→ Recorded data
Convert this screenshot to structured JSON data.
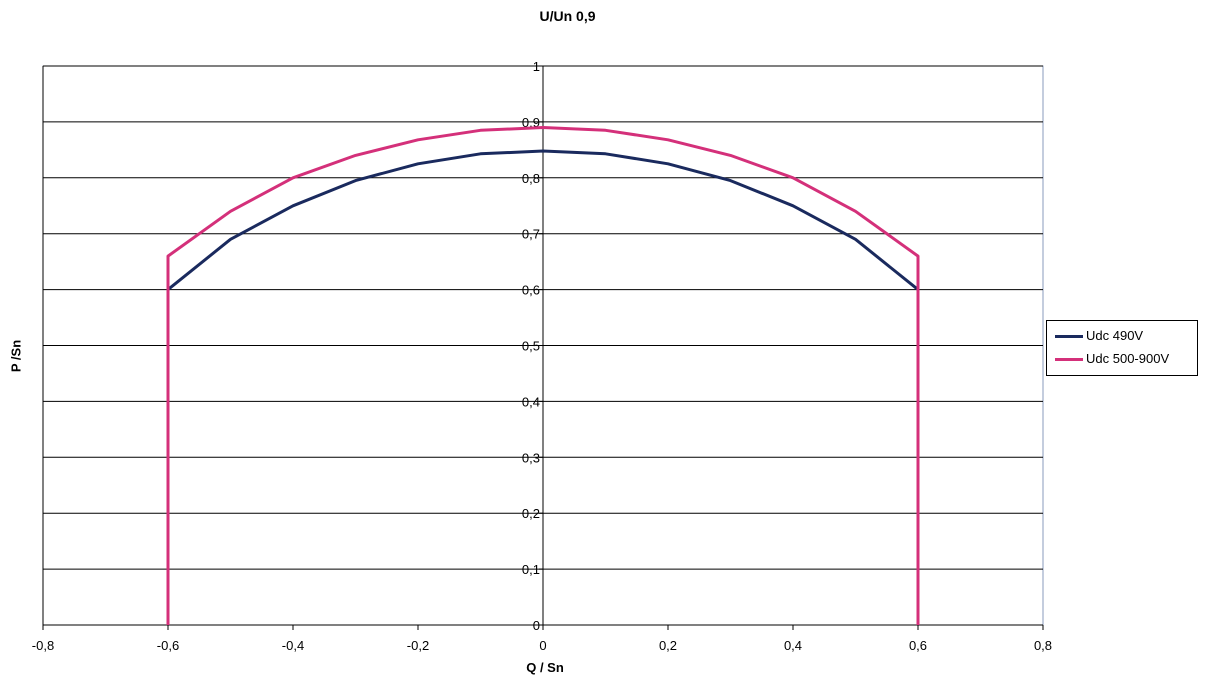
{
  "chart_data": {
    "type": "line",
    "title": "U/Un 0,9",
    "xlabel": "Q / Sn",
    "ylabel": "P /Sn",
    "xlim": [
      -0.8,
      0.8
    ],
    "ylim": [
      0,
      1
    ],
    "x_ticks": [
      "-0,8",
      "-0,6",
      "-0,4",
      "-0,2",
      "0",
      "0,2",
      "0,4",
      "0,6",
      "0,8"
    ],
    "y_ticks": [
      "0",
      "0,1",
      "0,2",
      "0,3",
      "0,4",
      "0,5",
      "0,6",
      "0,7",
      "0,8",
      "0,9",
      "1"
    ],
    "grid": "horizontal",
    "legend_position": "right",
    "series": [
      {
        "name": "Udc 490V",
        "color": "#1a2a5e",
        "x": [
          -0.6,
          -0.5,
          -0.4,
          -0.3,
          -0.2,
          -0.1,
          0,
          0.1,
          0.2,
          0.3,
          0.4,
          0.5,
          0.6
        ],
        "y": [
          0.6,
          0.69,
          0.75,
          0.795,
          0.825,
          0.843,
          0.848,
          0.843,
          0.825,
          0.795,
          0.75,
          0.69,
          0.6
        ]
      },
      {
        "name": "Udc 500-900V",
        "color": "#d4307a",
        "x": [
          -0.6,
          -0.6,
          -0.5,
          -0.4,
          -0.3,
          -0.2,
          -0.1,
          0,
          0.1,
          0.2,
          0.3,
          0.4,
          0.5,
          0.6,
          0.6
        ],
        "y": [
          0,
          0.66,
          0.74,
          0.8,
          0.84,
          0.868,
          0.885,
          0.89,
          0.885,
          0.868,
          0.84,
          0.8,
          0.74,
          0.66,
          0
        ]
      }
    ]
  }
}
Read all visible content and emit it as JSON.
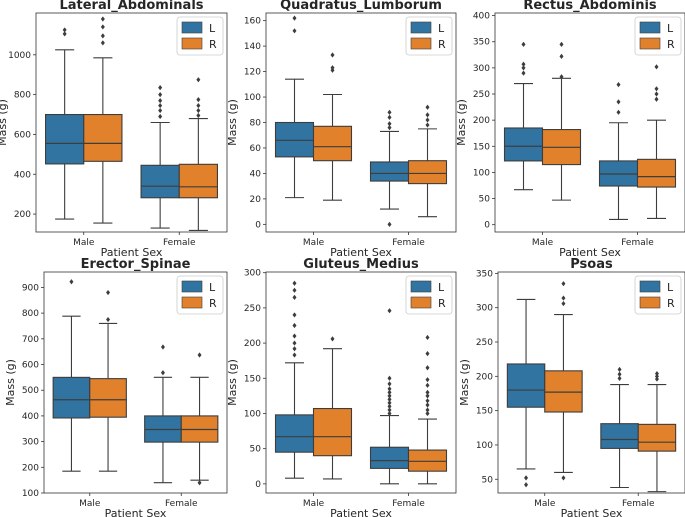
{
  "chart_data": [
    {
      "type": "box",
      "title": "Lateral_Abdominals",
      "xlabel": "Patient Sex",
      "ylabel": "Mass (g)",
      "categories": [
        "Male",
        "Female"
      ],
      "ylim": [
        110,
        1210
      ],
      "yticks": [
        200,
        400,
        600,
        800,
        1000
      ],
      "yticklabels": [
        "200",
        "400",
        "600",
        "800",
        "1000"
      ],
      "legend": {
        "position": "top-right",
        "entries": [
          "L",
          "R"
        ]
      },
      "series": [
        {
          "name": "L",
          "color": "#3274a1",
          "boxes": [
            {
              "category": "Male",
              "whislo": 175,
              "q1": 452,
              "med": 555,
              "q3": 700,
              "whishi": 1025,
              "fliers": [
                1105,
                1125
              ]
            },
            {
              "category": "Female",
              "whislo": 130,
              "q1": 282,
              "med": 340,
              "q3": 445,
              "whishi": 660,
              "fliers": [
                690,
                720,
                745,
                770,
                800,
                835
              ]
            }
          ]
        },
        {
          "name": "R",
          "color": "#e1812c",
          "boxes": [
            {
              "category": "Male",
              "whislo": 155,
              "q1": 465,
              "med": 555,
              "q3": 700,
              "whishi": 985,
              "fliers": [
                1060,
                1095,
                1140,
                1180
              ]
            },
            {
              "category": "Female",
              "whislo": 118,
              "q1": 282,
              "med": 337,
              "q3": 450,
              "whishi": 680,
              "fliers": [
                695,
                720,
                745,
                775,
                875
              ]
            }
          ]
        }
      ]
    },
    {
      "type": "box",
      "title": "Quadratus_Lumborum",
      "xlabel": "Patient Sex",
      "ylabel": "Mass (g)",
      "categories": [
        "Male",
        "Female"
      ],
      "ylim": [
        -6,
        166
      ],
      "yticks": [
        0,
        20,
        40,
        60,
        80,
        100,
        120,
        140,
        160
      ],
      "yticklabels": [
        "0",
        "20",
        "40",
        "60",
        "80",
        "100",
        "120",
        "140",
        "160"
      ],
      "legend": {
        "position": "top-right",
        "entries": [
          "L",
          "R"
        ]
      },
      "series": [
        {
          "name": "L",
          "color": "#3274a1",
          "boxes": [
            {
              "category": "Male",
              "whislo": 21,
              "q1": 53,
              "med": 66,
              "q3": 80,
              "whishi": 114,
              "fliers": [
                152,
                162
              ]
            },
            {
              "category": "Female",
              "whislo": 12,
              "q1": 34,
              "med": 40,
              "q3": 49,
              "whishi": 73,
              "fliers": [
                0,
                76,
                79,
                84,
                88
              ]
            }
          ]
        },
        {
          "name": "R",
          "color": "#e1812c",
          "boxes": [
            {
              "category": "Male",
              "whislo": 19,
              "q1": 50,
              "med": 61,
              "q3": 77,
              "whishi": 102,
              "fliers": [
                121,
                123,
                133
              ]
            },
            {
              "category": "Female",
              "whislo": 6,
              "q1": 32,
              "med": 40,
              "q3": 50,
              "whishi": 75,
              "fliers": [
                78,
                82,
                86,
                92
              ]
            }
          ]
        }
      ]
    },
    {
      "type": "box",
      "title": "Rectus_Abdominis",
      "xlabel": "Patient Sex",
      "ylabel": "Mass (g)",
      "categories": [
        "Male",
        "Female"
      ],
      "ylim": [
        -14,
        405
      ],
      "yticks": [
        0,
        50,
        100,
        150,
        200,
        250,
        300,
        350,
        400
      ],
      "yticklabels": [
        "0",
        "50",
        "100",
        "150",
        "200",
        "250",
        "300",
        "350",
        "400"
      ],
      "legend": {
        "position": "top-right",
        "entries": [
          "L",
          "R"
        ]
      },
      "series": [
        {
          "name": "L",
          "color": "#3274a1",
          "boxes": [
            {
              "category": "Male",
              "whislo": 67,
              "q1": 122,
              "med": 150,
              "q3": 185,
              "whishi": 270,
              "fliers": [
                290,
                300,
                307,
                345
              ]
            },
            {
              "category": "Female",
              "whislo": 10,
              "q1": 74,
              "med": 97,
              "q3": 122,
              "whishi": 195,
              "fliers": [
                215,
                235,
                268
              ]
            }
          ]
        },
        {
          "name": "R",
          "color": "#e1812c",
          "boxes": [
            {
              "category": "Male",
              "whislo": 47,
              "q1": 115,
              "med": 148,
              "q3": 182,
              "whishi": 280,
              "fliers": [
                283,
                322,
                345
              ]
            },
            {
              "category": "Female",
              "whislo": 12,
              "q1": 72,
              "med": 92,
              "q3": 125,
              "whishi": 200,
              "fliers": [
                240,
                250,
                260,
                302
              ]
            }
          ]
        }
      ]
    },
    {
      "type": "box",
      "title": "Erector_Spinae",
      "xlabel": "Patient Sex",
      "ylabel": "Mass (g)",
      "categories": [
        "Male",
        "Female"
      ],
      "ylim": [
        100,
        960
      ],
      "yticks": [
        100,
        200,
        300,
        400,
        500,
        600,
        700,
        800,
        900
      ],
      "yticklabels": [
        "100",
        "200",
        "300",
        "400",
        "500",
        "600",
        "700",
        "800",
        "900"
      ],
      "legend": {
        "position": "top-right",
        "entries": [
          "L",
          "R"
        ]
      },
      "series": [
        {
          "name": "L",
          "color": "#3274a1",
          "boxes": [
            {
              "category": "Male",
              "whislo": 185,
              "q1": 392,
              "med": 463,
              "q3": 550,
              "whishi": 788,
              "fliers": [
                922
              ]
            },
            {
              "category": "Female",
              "whislo": 140,
              "q1": 298,
              "med": 347,
              "q3": 400,
              "whishi": 550,
              "fliers": [
                568,
                668
              ]
            }
          ]
        },
        {
          "name": "R",
          "color": "#e1812c",
          "boxes": [
            {
              "category": "Male",
              "whislo": 185,
              "q1": 395,
              "med": 463,
              "q3": 545,
              "whishi": 760,
              "fliers": [
                775,
                880
              ]
            },
            {
              "category": "Female",
              "whislo": 150,
              "q1": 298,
              "med": 347,
              "q3": 400,
              "whishi": 550,
              "fliers": [
                140,
                637
              ]
            }
          ]
        }
      ]
    },
    {
      "type": "box",
      "title": "Gluteus_Medius",
      "xlabel": "Patient Sex",
      "ylabel": "Mass (g)",
      "categories": [
        "Male",
        "Female"
      ],
      "ylim": [
        -13,
        301
      ],
      "yticks": [
        0,
        50,
        100,
        150,
        200,
        250,
        300
      ],
      "yticklabels": [
        "0",
        "50",
        "100",
        "150",
        "200",
        "250",
        "300"
      ],
      "legend": {
        "position": "top-right",
        "entries": [
          "L",
          "R"
        ]
      },
      "series": [
        {
          "name": "L",
          "color": "#3274a1",
          "boxes": [
            {
              "category": "Male",
              "whislo": 8,
              "q1": 45,
              "med": 67,
              "q3": 98,
              "whishi": 172,
              "fliers": [
                183,
                192,
                200,
                210,
                225,
                240,
                265,
                275,
                285
              ]
            },
            {
              "category": "Female",
              "whislo": 0,
              "q1": 22,
              "med": 33,
              "q3": 52,
              "whishi": 97,
              "fliers": [
                100,
                105,
                110,
                115,
                120,
                125,
                130,
                135,
                142,
                150,
                246
              ]
            }
          ]
        },
        {
          "name": "R",
          "color": "#e1812c",
          "boxes": [
            {
              "category": "Male",
              "whislo": 7,
              "q1": 40,
              "med": 67,
              "q3": 107,
              "whishi": 192,
              "fliers": [
                206
              ]
            },
            {
              "category": "Female",
              "whislo": 0,
              "q1": 18,
              "med": 32,
              "q3": 48,
              "whishi": 92,
              "fliers": [
                100,
                105,
                112,
                118,
                125,
                130,
                140,
                148,
                165,
                185,
                208
              ]
            }
          ]
        }
      ]
    },
    {
      "type": "box",
      "title": "Psoas",
      "xlabel": "Patient Sex",
      "ylabel": "Mass (g)",
      "categories": [
        "Male",
        "Female"
      ],
      "ylim": [
        30,
        352
      ],
      "yticks": [
        50,
        100,
        150,
        200,
        250,
        300,
        350
      ],
      "yticklabels": [
        "50",
        "100",
        "150",
        "200",
        "250",
        "300",
        "350"
      ],
      "legend": {
        "position": "top-right",
        "entries": [
          "L",
          "R"
        ]
      },
      "series": [
        {
          "name": "L",
          "color": "#3274a1",
          "boxes": [
            {
              "category": "Male",
              "whislo": 65,
              "q1": 155,
              "med": 180,
              "q3": 218,
              "whishi": 312,
              "fliers": [
                42,
                52
              ]
            },
            {
              "category": "Female",
              "whislo": 38,
              "q1": 95,
              "med": 108,
              "q3": 131,
              "whishi": 188,
              "fliers": [
                197,
                203,
                210
              ]
            }
          ]
        },
        {
          "name": "R",
          "color": "#e1812c",
          "boxes": [
            {
              "category": "Male",
              "whislo": 60,
              "q1": 148,
              "med": 177,
              "q3": 208,
              "whishi": 290,
              "fliers": [
                52,
                306,
                314,
                335
              ]
            },
            {
              "category": "Female",
              "whislo": 32,
              "q1": 91,
              "med": 104,
              "q3": 130,
              "whishi": 188,
              "fliers": [
                196,
                200,
                204
              ]
            }
          ]
        }
      ]
    }
  ]
}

→ Objective
How many lines in the listing above contain "JSON"? Answer with the number alone.

→ Response to this exercise
2